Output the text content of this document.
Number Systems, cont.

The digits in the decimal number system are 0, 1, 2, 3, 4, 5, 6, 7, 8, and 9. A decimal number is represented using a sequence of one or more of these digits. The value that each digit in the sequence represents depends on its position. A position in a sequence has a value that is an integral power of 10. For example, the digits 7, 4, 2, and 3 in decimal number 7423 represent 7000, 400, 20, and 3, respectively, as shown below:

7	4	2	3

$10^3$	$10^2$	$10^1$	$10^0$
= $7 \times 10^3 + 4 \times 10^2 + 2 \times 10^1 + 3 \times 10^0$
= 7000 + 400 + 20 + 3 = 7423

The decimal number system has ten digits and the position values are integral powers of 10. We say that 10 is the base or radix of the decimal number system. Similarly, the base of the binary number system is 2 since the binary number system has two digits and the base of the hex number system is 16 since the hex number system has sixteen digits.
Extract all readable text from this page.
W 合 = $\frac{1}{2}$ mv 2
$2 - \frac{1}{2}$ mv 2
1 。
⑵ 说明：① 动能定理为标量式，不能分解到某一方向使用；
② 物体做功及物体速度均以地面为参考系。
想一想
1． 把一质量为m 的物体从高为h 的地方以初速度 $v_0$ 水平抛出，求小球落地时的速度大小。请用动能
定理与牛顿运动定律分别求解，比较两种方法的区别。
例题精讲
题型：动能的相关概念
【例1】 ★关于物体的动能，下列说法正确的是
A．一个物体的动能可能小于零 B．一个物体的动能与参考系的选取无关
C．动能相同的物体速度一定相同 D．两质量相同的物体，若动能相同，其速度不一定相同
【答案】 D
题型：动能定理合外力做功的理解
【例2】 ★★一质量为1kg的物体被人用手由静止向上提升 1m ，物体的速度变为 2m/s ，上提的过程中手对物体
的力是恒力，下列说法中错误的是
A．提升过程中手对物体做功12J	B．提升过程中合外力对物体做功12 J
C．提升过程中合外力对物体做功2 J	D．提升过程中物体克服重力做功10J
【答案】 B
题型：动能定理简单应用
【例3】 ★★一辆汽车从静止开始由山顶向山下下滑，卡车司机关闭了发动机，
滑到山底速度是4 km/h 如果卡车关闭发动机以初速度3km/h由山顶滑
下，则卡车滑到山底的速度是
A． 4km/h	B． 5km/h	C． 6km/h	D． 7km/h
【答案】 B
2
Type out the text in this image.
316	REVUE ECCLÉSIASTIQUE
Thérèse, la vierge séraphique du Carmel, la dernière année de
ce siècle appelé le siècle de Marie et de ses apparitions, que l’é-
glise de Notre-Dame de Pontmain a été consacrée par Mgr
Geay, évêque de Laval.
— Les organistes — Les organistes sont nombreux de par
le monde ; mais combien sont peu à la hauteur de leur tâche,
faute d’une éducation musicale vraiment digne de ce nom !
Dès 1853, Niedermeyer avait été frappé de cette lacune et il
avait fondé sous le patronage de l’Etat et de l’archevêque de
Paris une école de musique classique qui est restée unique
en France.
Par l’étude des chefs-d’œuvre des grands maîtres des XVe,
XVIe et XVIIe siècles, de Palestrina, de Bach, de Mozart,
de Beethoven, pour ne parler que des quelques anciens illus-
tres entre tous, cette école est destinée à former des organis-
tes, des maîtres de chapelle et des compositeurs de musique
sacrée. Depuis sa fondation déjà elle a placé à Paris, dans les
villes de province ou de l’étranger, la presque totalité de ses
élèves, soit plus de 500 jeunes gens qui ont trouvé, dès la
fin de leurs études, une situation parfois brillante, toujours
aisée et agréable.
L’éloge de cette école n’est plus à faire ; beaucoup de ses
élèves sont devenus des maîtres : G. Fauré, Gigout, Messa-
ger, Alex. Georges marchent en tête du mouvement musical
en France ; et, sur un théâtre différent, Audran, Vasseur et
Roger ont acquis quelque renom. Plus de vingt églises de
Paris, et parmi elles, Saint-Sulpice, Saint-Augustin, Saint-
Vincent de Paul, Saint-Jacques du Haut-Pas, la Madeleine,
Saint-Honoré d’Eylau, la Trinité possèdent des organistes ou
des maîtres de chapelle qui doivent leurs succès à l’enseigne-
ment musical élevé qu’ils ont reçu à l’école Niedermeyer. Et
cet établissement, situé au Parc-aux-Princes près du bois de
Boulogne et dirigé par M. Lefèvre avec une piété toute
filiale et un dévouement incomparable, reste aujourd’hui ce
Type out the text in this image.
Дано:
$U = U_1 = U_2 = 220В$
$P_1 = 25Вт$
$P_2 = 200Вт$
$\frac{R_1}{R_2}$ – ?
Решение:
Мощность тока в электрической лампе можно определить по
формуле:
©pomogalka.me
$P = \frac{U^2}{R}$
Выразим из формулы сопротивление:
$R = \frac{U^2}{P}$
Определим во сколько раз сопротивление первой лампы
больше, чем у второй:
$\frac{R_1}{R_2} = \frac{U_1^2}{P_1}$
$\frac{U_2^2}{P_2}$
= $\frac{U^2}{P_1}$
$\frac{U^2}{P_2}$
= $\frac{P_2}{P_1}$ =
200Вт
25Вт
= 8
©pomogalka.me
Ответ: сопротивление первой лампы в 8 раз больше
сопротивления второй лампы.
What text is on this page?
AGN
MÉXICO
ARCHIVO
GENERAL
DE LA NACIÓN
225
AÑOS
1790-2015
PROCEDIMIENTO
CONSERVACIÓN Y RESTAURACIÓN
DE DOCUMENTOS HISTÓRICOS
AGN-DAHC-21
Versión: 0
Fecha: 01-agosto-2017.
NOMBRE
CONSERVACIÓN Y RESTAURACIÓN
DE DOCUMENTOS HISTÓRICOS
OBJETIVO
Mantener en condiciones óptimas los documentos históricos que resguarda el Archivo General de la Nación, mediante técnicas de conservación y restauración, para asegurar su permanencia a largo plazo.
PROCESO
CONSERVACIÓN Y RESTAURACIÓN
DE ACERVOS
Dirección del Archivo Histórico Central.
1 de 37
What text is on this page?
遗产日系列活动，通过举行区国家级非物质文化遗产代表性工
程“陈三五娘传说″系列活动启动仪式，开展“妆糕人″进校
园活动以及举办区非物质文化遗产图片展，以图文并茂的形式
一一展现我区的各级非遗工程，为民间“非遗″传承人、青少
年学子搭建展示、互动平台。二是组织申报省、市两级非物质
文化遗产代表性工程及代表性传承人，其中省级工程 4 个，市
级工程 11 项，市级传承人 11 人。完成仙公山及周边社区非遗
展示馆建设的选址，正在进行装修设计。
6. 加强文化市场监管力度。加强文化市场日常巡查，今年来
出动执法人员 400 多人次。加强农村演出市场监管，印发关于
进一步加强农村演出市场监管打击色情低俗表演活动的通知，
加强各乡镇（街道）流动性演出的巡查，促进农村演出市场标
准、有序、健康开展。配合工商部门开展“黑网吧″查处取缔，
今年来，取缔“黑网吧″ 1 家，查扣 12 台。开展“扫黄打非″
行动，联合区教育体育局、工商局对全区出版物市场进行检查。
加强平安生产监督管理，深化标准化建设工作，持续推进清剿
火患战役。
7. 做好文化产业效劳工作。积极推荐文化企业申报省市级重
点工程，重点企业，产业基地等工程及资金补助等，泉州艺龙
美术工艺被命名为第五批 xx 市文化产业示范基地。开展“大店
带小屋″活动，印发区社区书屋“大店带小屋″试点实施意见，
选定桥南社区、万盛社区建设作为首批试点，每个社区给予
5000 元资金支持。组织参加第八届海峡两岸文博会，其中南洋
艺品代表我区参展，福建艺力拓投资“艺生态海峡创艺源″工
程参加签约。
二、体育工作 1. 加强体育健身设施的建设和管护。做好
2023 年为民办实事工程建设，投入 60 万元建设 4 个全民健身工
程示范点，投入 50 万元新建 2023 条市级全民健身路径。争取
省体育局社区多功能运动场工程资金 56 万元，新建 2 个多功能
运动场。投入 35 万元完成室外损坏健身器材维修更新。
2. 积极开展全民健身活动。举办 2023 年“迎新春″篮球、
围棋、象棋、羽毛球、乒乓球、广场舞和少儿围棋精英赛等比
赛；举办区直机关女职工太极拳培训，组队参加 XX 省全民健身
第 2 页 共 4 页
—————
* _What to produce_:
From the data above, work out how many lines hold "leurs". Answer with the number alone.

* _Right answer_:
2